**Goal:** Look through the entries and report how many lines include the word "Mark". Give the number alone.

**Records:**
════

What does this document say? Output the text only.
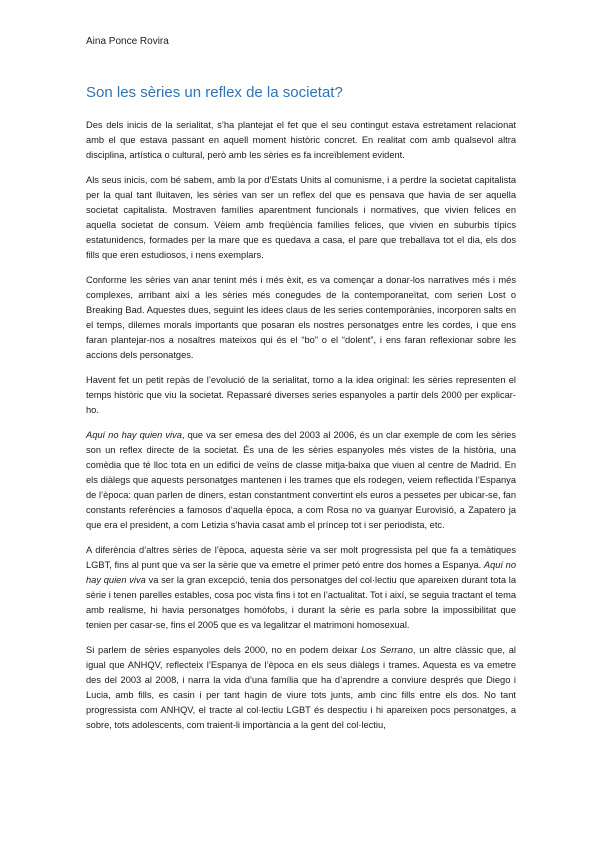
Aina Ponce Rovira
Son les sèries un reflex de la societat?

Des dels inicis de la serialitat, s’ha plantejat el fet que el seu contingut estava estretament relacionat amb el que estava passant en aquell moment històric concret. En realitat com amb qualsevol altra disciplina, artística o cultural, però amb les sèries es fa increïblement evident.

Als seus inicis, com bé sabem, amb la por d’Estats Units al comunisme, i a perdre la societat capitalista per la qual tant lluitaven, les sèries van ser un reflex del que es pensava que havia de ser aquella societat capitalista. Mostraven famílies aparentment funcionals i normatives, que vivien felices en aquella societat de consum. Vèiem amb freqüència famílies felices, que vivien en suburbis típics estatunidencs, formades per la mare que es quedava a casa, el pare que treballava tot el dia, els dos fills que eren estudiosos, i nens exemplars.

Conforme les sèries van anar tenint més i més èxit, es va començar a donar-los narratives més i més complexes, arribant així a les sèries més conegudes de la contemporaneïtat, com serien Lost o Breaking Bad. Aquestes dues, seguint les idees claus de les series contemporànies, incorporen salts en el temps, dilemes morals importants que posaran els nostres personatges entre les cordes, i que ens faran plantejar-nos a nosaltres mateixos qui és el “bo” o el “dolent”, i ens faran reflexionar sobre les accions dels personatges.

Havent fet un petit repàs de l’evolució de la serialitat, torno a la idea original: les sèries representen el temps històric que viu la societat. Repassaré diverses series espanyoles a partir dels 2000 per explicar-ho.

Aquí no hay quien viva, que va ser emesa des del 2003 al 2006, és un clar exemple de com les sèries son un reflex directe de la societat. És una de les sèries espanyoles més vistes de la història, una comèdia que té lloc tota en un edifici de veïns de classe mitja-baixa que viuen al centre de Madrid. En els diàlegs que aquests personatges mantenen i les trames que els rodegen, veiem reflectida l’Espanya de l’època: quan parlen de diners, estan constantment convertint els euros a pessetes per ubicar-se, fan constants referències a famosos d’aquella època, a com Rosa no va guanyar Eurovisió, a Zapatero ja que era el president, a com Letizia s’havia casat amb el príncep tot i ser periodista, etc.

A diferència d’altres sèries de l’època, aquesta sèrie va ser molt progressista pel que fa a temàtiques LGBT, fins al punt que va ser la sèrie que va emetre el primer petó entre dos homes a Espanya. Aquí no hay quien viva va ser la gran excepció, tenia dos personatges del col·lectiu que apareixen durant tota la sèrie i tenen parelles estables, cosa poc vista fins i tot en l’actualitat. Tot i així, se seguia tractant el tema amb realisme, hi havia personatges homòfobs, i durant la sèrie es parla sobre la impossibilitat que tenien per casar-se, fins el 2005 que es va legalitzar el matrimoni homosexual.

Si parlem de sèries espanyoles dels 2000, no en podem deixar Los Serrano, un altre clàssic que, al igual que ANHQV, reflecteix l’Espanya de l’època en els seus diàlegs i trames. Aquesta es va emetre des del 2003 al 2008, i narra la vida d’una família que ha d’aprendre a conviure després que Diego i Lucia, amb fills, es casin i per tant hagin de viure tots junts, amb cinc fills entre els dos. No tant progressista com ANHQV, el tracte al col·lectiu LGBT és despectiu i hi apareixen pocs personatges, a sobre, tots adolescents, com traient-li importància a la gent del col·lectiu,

════

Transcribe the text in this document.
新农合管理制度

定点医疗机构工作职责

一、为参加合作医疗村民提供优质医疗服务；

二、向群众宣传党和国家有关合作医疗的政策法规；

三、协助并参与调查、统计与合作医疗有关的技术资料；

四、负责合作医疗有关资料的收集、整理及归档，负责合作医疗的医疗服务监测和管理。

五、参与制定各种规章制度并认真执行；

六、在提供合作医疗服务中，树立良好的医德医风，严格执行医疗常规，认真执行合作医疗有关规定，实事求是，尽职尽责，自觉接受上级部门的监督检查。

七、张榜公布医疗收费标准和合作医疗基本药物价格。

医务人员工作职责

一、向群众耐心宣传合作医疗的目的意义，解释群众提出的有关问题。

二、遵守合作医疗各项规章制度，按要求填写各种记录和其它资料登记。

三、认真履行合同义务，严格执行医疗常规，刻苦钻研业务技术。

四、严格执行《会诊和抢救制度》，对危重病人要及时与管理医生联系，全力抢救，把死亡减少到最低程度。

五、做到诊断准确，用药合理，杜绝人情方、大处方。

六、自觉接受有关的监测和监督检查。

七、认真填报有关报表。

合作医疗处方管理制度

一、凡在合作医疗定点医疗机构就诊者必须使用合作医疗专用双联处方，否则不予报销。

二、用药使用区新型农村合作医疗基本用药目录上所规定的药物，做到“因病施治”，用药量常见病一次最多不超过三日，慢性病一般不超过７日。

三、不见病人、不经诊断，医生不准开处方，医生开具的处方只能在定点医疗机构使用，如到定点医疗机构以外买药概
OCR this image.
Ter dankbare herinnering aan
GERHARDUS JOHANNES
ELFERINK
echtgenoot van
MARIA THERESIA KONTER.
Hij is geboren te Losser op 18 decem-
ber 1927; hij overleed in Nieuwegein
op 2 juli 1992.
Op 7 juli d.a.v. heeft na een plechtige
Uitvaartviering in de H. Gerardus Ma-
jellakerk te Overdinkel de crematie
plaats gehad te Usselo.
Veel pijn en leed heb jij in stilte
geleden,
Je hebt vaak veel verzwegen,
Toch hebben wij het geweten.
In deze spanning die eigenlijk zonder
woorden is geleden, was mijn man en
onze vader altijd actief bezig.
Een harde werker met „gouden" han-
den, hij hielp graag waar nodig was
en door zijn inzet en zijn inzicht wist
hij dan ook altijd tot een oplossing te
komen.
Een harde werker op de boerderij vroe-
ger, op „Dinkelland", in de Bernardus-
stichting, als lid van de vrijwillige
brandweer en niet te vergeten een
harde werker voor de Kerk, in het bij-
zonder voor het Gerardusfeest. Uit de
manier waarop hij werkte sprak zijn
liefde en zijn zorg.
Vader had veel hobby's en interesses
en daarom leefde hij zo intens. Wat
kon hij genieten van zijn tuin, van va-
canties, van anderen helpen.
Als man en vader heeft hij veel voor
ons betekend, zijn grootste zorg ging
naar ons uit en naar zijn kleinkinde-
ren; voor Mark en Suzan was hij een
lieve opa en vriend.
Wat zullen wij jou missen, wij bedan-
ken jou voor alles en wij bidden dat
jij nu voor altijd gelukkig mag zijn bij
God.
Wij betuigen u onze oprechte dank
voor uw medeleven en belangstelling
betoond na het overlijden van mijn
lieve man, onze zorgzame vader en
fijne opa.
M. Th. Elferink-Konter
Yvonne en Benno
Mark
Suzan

════

**Task solution:** 2